• [Task to carry out]: Filter the rows below and copy every line that contains the string "额外获赠一张礼包券", matching case exactly.

◆ ◆ ◆

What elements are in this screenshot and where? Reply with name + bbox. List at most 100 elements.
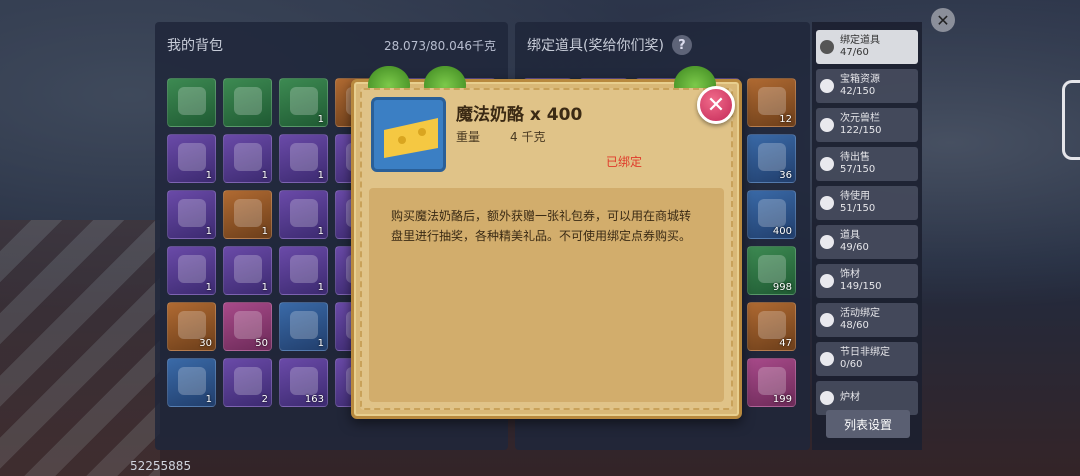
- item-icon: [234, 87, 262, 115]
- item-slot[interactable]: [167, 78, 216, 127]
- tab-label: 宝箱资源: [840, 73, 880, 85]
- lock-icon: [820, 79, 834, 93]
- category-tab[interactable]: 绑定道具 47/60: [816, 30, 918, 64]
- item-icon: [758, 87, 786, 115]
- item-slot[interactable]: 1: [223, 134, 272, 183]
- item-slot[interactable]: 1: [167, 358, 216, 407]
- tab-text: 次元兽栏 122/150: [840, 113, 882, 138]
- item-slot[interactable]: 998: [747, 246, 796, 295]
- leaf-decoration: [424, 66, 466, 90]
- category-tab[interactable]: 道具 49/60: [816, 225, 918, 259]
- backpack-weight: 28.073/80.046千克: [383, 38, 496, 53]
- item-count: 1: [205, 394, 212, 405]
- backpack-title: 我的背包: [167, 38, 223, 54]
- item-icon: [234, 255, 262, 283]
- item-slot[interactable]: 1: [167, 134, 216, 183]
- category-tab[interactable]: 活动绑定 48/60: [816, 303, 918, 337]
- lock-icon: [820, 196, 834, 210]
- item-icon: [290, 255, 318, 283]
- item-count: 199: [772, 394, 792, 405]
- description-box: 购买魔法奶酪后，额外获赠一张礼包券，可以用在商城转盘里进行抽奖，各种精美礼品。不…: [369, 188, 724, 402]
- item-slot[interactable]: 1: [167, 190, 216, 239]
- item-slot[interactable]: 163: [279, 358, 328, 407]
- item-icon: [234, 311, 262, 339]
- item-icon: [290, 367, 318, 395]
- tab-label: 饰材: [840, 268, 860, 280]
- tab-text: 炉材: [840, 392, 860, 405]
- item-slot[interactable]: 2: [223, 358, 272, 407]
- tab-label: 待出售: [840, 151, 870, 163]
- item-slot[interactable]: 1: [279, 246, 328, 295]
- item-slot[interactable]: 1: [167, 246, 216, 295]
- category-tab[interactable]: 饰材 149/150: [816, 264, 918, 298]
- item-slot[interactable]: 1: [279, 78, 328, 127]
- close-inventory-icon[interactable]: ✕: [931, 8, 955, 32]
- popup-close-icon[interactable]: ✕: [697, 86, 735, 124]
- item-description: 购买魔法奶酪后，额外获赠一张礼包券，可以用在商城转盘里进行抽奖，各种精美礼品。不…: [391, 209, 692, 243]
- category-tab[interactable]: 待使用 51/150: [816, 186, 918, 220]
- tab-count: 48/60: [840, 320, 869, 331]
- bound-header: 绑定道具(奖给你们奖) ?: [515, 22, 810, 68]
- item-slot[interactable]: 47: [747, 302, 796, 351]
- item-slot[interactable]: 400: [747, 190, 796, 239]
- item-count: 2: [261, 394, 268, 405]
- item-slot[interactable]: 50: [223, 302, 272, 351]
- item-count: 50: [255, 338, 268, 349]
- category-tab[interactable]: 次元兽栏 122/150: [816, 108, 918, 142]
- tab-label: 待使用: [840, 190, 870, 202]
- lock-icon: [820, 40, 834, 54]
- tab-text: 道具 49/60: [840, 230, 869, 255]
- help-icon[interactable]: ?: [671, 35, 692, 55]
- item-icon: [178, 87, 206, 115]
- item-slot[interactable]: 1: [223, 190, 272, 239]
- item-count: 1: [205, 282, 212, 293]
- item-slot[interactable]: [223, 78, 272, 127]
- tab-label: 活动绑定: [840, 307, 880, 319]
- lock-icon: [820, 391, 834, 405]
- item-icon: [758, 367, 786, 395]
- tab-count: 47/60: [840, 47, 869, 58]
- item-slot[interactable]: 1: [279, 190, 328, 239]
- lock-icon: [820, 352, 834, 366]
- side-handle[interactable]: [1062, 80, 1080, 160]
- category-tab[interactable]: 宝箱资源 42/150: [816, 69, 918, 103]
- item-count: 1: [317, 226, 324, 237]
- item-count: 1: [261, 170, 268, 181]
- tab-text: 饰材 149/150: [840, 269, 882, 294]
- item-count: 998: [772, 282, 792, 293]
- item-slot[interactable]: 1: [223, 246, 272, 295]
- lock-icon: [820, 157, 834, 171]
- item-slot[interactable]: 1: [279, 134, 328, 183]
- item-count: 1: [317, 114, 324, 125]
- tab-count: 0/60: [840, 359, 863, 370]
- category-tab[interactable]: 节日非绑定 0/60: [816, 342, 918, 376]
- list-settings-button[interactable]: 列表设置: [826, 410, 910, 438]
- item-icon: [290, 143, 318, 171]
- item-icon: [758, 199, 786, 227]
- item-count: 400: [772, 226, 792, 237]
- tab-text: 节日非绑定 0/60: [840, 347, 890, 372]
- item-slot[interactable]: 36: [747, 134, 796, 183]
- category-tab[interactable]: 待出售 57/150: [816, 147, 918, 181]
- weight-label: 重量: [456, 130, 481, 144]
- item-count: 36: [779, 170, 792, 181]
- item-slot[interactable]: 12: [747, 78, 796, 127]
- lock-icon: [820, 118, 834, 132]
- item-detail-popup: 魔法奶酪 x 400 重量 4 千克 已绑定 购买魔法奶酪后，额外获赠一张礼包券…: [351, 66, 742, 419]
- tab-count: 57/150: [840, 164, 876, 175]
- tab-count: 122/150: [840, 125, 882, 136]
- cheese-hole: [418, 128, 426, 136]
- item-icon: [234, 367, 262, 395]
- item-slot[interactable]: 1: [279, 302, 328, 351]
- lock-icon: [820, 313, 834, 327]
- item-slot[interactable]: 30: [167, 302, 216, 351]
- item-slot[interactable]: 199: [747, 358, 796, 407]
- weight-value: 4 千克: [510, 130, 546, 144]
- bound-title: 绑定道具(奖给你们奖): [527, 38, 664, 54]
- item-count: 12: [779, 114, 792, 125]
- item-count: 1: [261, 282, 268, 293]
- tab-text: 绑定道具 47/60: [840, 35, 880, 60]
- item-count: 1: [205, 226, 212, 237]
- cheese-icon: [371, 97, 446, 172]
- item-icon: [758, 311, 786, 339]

◆ ◆ ◆

• [Task answer]:
- description-box: 购买魔法奶酪后，额外获赠一张礼包券，可以用在商城转盘里进行抽奖，各种精美礼品。不…: [369, 188, 724, 402]
- item-description: 购买魔法奶酪后，额外获赠一张礼包券，可以用在商城转盘里进行抽奖，各种精美礼品。不…: [391, 209, 692, 243]
- item-detail-popup: 魔法奶酪 x 400 重量 4 千克 已绑定 购买魔法奶酪后，额外获赠一张礼包券…: [351, 66, 742, 419]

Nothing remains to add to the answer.